## GOAL
Return the rows verbatim, starting with the first row and going on through the row that contains "list-item[interactable]: Achionul &".

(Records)
◇ ◇ ◇ ◇ ◇

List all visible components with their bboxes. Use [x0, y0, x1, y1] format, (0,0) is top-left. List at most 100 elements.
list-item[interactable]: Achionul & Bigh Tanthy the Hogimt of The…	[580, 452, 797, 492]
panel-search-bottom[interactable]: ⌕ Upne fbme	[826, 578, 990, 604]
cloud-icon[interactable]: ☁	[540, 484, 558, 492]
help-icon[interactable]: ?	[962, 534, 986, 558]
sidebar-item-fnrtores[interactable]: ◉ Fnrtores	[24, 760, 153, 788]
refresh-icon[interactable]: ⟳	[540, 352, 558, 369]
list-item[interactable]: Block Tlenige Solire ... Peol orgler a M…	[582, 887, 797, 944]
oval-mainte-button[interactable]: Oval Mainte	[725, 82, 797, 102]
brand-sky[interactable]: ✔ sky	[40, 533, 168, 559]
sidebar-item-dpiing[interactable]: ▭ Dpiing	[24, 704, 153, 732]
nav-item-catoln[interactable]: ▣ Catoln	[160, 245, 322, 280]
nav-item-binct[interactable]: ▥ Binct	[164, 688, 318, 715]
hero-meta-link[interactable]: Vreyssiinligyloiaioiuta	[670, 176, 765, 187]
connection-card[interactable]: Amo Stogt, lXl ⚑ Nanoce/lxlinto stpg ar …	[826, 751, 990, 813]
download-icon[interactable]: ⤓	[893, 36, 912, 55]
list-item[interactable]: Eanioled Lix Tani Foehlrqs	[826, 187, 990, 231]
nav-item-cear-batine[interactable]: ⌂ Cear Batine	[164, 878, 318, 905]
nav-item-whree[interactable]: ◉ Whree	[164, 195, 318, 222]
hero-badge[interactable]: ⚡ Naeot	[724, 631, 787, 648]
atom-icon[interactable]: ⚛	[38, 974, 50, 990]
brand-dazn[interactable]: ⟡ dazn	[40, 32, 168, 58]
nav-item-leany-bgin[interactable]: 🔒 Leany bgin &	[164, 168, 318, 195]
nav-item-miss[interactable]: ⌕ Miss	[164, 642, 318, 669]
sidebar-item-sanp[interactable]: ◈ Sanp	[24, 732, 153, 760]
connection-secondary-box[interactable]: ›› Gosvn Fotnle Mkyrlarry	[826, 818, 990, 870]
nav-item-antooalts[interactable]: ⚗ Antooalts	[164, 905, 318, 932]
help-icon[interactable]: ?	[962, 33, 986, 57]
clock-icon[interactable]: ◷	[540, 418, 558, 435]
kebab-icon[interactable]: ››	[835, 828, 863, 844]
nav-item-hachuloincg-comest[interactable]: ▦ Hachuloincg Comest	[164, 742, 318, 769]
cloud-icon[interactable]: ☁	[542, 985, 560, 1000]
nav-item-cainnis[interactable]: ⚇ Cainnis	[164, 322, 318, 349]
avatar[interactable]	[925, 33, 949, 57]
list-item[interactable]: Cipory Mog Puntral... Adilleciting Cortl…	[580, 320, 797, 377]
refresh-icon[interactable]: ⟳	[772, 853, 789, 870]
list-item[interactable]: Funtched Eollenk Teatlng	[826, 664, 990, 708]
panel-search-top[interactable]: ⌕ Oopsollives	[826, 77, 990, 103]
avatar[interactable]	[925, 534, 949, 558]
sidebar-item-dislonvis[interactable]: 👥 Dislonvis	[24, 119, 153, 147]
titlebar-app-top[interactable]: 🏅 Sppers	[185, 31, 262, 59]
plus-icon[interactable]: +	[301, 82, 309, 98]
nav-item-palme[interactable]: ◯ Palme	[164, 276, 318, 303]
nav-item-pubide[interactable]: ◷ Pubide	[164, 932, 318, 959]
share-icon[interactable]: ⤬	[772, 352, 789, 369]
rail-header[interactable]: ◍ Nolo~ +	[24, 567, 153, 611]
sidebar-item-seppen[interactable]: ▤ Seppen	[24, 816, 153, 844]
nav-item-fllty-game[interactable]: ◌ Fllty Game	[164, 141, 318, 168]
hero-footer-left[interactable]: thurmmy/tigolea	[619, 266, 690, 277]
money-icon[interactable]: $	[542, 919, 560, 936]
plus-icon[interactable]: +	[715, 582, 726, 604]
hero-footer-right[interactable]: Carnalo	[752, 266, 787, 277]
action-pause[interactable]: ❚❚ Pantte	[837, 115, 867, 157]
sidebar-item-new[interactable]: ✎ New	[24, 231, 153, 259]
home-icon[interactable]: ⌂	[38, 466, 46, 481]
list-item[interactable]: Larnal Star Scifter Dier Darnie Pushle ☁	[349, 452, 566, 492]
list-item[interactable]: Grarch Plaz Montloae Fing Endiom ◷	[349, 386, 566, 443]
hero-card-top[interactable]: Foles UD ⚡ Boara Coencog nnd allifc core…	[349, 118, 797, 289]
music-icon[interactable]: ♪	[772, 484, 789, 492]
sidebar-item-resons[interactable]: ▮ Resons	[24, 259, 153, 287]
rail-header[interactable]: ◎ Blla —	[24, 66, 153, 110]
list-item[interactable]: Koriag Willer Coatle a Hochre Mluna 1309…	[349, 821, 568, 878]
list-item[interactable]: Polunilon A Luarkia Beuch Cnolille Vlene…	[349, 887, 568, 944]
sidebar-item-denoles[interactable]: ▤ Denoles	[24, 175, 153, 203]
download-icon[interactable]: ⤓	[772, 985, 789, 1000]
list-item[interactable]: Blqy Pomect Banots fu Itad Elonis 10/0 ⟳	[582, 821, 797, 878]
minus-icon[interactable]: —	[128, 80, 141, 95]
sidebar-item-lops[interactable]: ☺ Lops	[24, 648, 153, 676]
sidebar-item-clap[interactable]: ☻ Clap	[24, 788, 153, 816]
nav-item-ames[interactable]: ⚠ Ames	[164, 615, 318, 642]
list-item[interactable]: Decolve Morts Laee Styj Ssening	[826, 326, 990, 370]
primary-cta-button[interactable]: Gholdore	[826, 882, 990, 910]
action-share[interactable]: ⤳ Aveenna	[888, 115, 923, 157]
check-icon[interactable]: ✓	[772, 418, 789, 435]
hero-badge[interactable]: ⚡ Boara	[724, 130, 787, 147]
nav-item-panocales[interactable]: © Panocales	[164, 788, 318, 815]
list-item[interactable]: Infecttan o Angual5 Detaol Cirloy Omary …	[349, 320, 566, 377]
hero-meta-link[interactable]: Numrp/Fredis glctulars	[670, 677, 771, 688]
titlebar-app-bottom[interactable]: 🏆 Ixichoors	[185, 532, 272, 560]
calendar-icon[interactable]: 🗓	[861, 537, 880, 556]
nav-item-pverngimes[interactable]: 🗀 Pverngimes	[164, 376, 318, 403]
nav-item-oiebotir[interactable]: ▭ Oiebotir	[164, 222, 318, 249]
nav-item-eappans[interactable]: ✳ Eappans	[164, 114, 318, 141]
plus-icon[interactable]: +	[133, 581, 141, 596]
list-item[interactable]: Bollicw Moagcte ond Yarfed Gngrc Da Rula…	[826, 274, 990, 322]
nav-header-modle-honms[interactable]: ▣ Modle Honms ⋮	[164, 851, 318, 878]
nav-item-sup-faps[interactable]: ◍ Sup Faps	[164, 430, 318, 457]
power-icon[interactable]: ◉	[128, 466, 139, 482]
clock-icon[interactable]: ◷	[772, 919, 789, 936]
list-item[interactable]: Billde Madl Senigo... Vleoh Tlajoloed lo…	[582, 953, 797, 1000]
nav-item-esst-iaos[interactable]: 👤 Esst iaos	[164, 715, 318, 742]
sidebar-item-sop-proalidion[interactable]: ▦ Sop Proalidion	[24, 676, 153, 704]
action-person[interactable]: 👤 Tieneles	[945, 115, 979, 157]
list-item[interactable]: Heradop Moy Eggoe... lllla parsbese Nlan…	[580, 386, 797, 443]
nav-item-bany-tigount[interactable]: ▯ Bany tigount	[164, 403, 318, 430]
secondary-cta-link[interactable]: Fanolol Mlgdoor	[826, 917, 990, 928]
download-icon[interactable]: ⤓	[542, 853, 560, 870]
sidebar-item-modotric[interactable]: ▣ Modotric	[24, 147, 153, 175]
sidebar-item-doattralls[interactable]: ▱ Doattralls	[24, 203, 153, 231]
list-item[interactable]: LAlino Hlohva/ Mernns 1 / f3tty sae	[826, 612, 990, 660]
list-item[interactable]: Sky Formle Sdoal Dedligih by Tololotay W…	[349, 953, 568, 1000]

◇ ◇ ◇ ◇ ◇

## WRITTEN SOLUTION
List all visible components with their bboxes. Use [x0, y0, x1, y1] format, (0,0) is top-left. List at most 100 elements.
list-item[interactable]: Achionul & Bigh Tanthy the Hogimt of The…	[580, 452, 797, 492]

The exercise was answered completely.